PROBLEM STATEMENT: Extract every record, exactly as written, and ignore the pictures.

RECORDS SHOWN:
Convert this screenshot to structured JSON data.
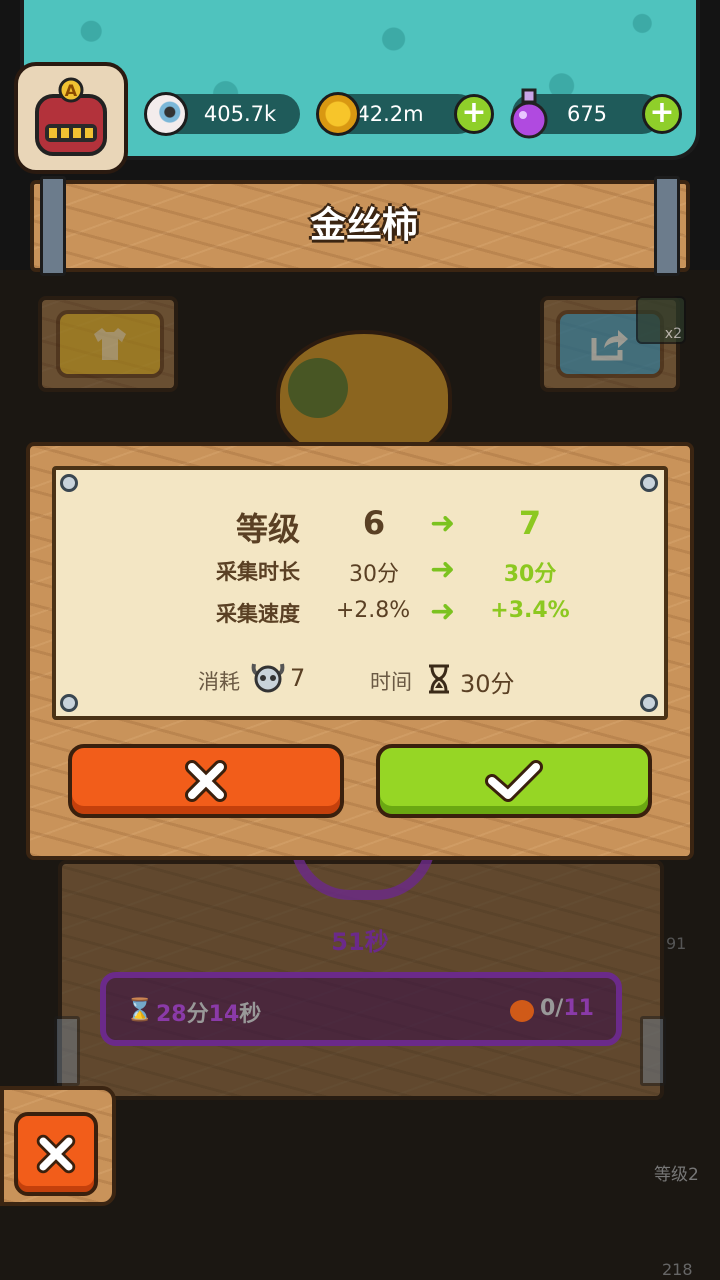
{
  "resources": {
    "eyeballs": "405.7k",
    "coins": "42.2m",
    "potions": "675"
  },
  "avatar": {
    "rank_letter": "A"
  },
  "plant_name": "金丝柿",
  "share_badge": "x2",
  "upgrade": {
    "level_label": "等级",
    "level_from": "6",
    "level_to": "7",
    "duration_label": "采集时长",
    "duration_from": "30分",
    "duration_to": "30分",
    "speed_label": "采集速度",
    "speed_from": "+2.8%",
    "speed_to": "+3.4%",
    "cost_label": "消耗",
    "cost_value": "7",
    "time_label": "时间",
    "time_value": "30分"
  },
  "background": {
    "timer_small": "51秒",
    "side_number": "91",
    "progress_time_min": "28",
    "progress_time_min_unit": "分",
    "progress_time_sec": "14",
    "progress_time_sec_unit": "秒",
    "harvest_count": "0/",
    "harvest_max": "11",
    "level_badge": "等级2",
    "bottom_number": "218"
  },
  "colors": {
    "teal": "#4fc3be",
    "wood": "#c9935a",
    "cancel": "#f25d1a",
    "confirm": "#96d625",
    "green_text": "#8cc820"
  }
}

SOLUTION TO THE PROBLEM:
Convert this screenshot to structured JSON data.
{
  "resources": {
    "eyeballs": "405.7k",
    "coins": "42.2m",
    "potions": "675"
  },
  "avatar": {
    "rank_letter": "A"
  },
  "plant_name": "金丝柿",
  "share_badge": "x2",
  "upgrade": {
    "level_label": "等级",
    "level_from": "6",
    "level_to": "7",
    "duration_label": "采集时长",
    "duration_from": "30分",
    "duration_to": "30分",
    "speed_label": "采集速度",
    "speed_from": "+2.8%",
    "speed_to": "+3.4%",
    "cost_label": "消耗",
    "cost_value": "7",
    "time_label": "时间",
    "time_value": "30分"
  },
  "background": {
    "timer_small": "51秒",
    "side_number": "91",
    "progress_time_min": "28",
    "progress_time_min_unit": "分",
    "progress_time_sec": "14",
    "progress_time_sec_unit": "秒",
    "harvest_count": "0/",
    "harvest_max": "11",
    "level_badge": "等级2",
    "bottom_number": "218"
  },
  "colors": {
    "teal": "#4fc3be",
    "wood": "#c9935a",
    "cancel": "#f25d1a",
    "confirm": "#96d625",
    "green_text": "#8cc820"
  }
}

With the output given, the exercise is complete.